Goal
Skip the pictures. Copy all the rest of the records down exactly.

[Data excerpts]

- - -

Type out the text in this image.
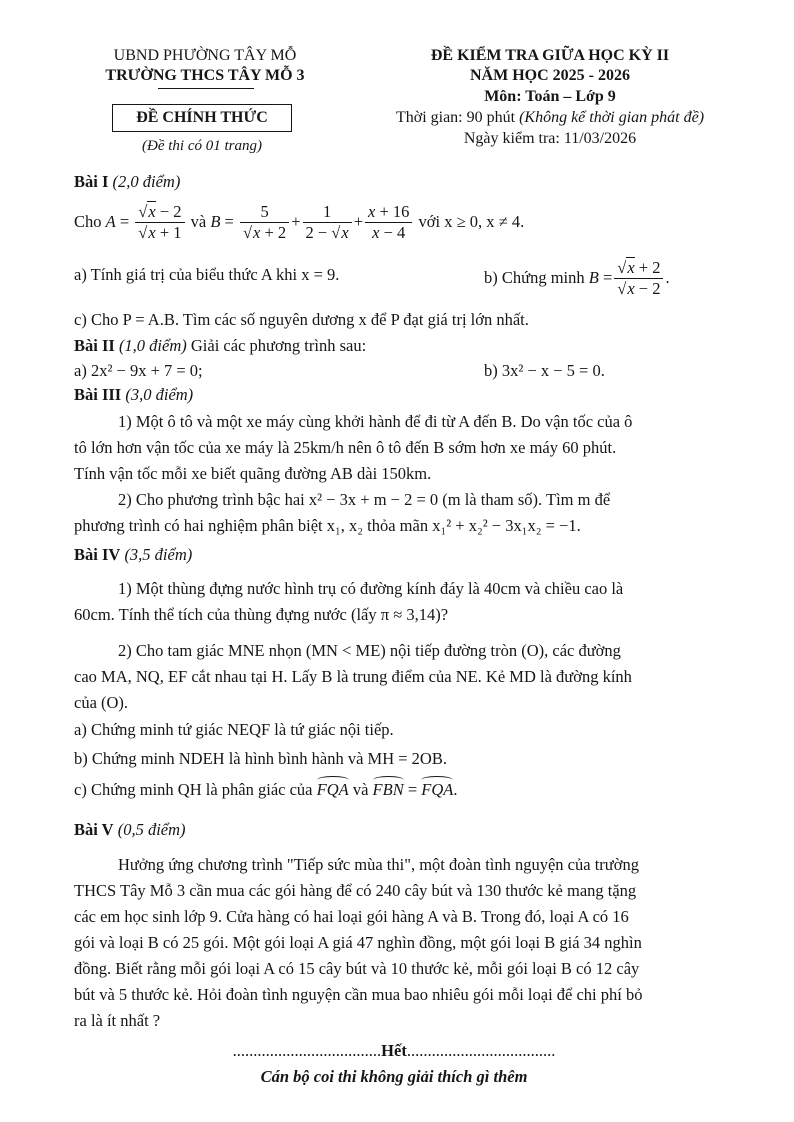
UBND PHƯỜNG TÂY MỖ
TRƯỜNG THCS TÂY MỖ 3
ĐỀ CHÍNH THỨC
(Đề thi có 01 trang)
ĐỀ KIỂM TRA GIỮA HỌC KỲ II
NĂM HỌC 2025 - 2026
Môn: Toán – Lớp 9
Thời gian: 90 phút (Không kể thời gian phát đề)
Ngày kiểm tra: 11/03/2026
Bài I (2,0 điểm)
Cho
$A = \frac{√x - 2}{√x + 1}$
và
$B = \frac{5}{√x + 2} + \frac{1}{2 - √x} + \frac{x + 16}{x - 4}$
với x ≥ 0, x ≠ 4.
a) Tính giá trị của biểu thức A khi x = 9.	b) Chứng minh
$B = \frac{√x + 2}{√x - 2}$ .
c) Cho P = A.B. Tìm các số nguyên dương x để P đạt giá trị lớn nhất.
Bài II (1,0 điểm) Giải các phương trình sau:
a) 2x² − 9x + 7 = 0;	b) 3x² − x − 5 = 0.
Bài III (3,0 điểm)
1) Một ô tô và một xe máy cùng khởi hành để đi từ A đến B. Do vận tốc của ô
tô lớn hơn vận tốc của xe máy là 25km/h nên ô tô đến B sớm hơn xe máy 60 phút.
Tính vận tốc mỗi xe biết quãng đường AB dài 150km.
2) Cho phương trình bậc hai x² − 3x + m − 2 = 0 (m là tham số). Tìm m để
phương trình có hai nghiệm phân biệt x₁, x₂ thỏa mãn x₁² + x₂² − 3x₁x₂ = −1.
Bài IV (3,5 điểm)
1) Một thùng đựng nước hình trụ có đường kính đáy là 40cm và chiều cao là
60cm. Tính thể tích của thùng đựng nước (lấy π ≈ 3,14)?
2) Cho tam giác MNE nhọn (MN < ME) nội tiếp đường tròn (O), các đường
cao MA, NQ, EF cắt nhau tại H. Lấy B là trung điểm của NE. Kẻ MD là đường kính
của (O).
a) Chứng minh tứ giác NEQF là tứ giác nội tiếp.
b) Chứng minh NDEH là hình bình hành và MH = 2OB.
c) Chứng minh QH là phân giác của FQA và FBN = FQA.
Bài V (0,5 điểm)
Hưởng ứng chương trình "Tiếp sức mùa thi", một đoàn tình nguyện của trường
THCS Tây Mỗ 3 cần mua các gói hàng để có 240 cây bút và 130 thước kẻ mang tặng
các em học sinh lớp 9. Cửa hàng có hai loại gói hàng A và B. Trong đó, loại A có 16
gói và loại B có 25 gói. Một gói loại A giá 47 nghìn đồng, một gói loại B giá 34 nghìn
đồng. Biết rằng mỗi gói loại A có 15 cây bút và 10 thước kẻ, mỗi gói loại B có 12 cây
bút và 5 thước kẻ. Hỏi đoàn tình nguyện cần mua bao nhiêu gói mỗi loại để chi phí bỏ
ra là ít nhất ?
....................................Hết....................................
Cán bộ coi thi không giải thích gì thêm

- - -

Expected output
Type out the text in this image.
UBND PHƯỜNG TÂY MỖ
TRƯỜNG THCS TÂY MỖ 3
ĐỀ CHÍNH THỨC
(Đề thi có 01 trang)
ĐỀ KIỂM TRA GIỮA HỌC KỲ II
NĂM HỌC 2025 - 2026
Môn: Toán – Lớp 9
Thời gian: 90 phút (Không kể thời gian phát đề)
Ngày kiểm tra: 11/03/2026
Bài I (2,0 điểm)
Cho
$A = \frac{√x - 2}{√x + 1}$
và
$B = \frac{5}{√x + 2} + \frac{1}{2 - √x} + \frac{x + 16}{x - 4}$
với x ≥ 0, x ≠ 4.
a) Tính giá trị của biểu thức A khi x = 9.	b) Chứng minh
$B = \frac{√x + 2}{√x - 2}$ .
c) Cho P = A.B. Tìm các số nguyên dương x để P đạt giá trị lớn nhất.
Bài II (1,0 điểm) Giải các phương trình sau:
a) 2x² − 9x + 7 = 0;	b) 3x² − x − 5 = 0.
Bài III (3,0 điểm)
1) Một ô tô và một xe máy cùng khởi hành để đi từ A đến B. Do vận tốc của ô
tô lớn hơn vận tốc của xe máy là 25km/h nên ô tô đến B sớm hơn xe máy 60 phút.
Tính vận tốc mỗi xe biết quãng đường AB dài 150km.
2) Cho phương trình bậc hai x² − 3x + m − 2 = 0 (m là tham số). Tìm m để
phương trình có hai nghiệm phân biệt x₁, x₂ thỏa mãn x₁² + x₂² − 3x₁x₂ = −1.
Bài IV (3,5 điểm)
1) Một thùng đựng nước hình trụ có đường kính đáy là 40cm và chiều cao là
60cm. Tính thể tích của thùng đựng nước (lấy π ≈ 3,14)?
2) Cho tam giác MNE nhọn (MN < ME) nội tiếp đường tròn (O), các đường
cao MA, NQ, EF cắt nhau tại H. Lấy B là trung điểm của NE. Kẻ MD là đường kính
của (O).
a) Chứng minh tứ giác NEQF là tứ giác nội tiếp.
b) Chứng minh NDEH là hình bình hành và MH = 2OB.
c) Chứng minh QH là phân giác của FQA và FBN = FQA.
Bài V (0,5 điểm)
Hưởng ứng chương trình "Tiếp sức mùa thi", một đoàn tình nguyện của trường
THCS Tây Mỗ 3 cần mua các gói hàng để có 240 cây bút và 130 thước kẻ mang tặng
các em học sinh lớp 9. Cửa hàng có hai loại gói hàng A và B. Trong đó, loại A có 16
gói và loại B có 25 gói. Một gói loại A giá 47 nghìn đồng, một gói loại B giá 34 nghìn
đồng. Biết rằng mỗi gói loại A có 15 cây bút và 10 thước kẻ, mỗi gói loại B có 12 cây
bút và 5 thước kẻ. Hỏi đoàn tình nguyện cần mua bao nhiêu gói mỗi loại để chi phí bỏ
ra là ít nhất ?
....................................Hết....................................
Cán bộ coi thi không giải thích gì thêm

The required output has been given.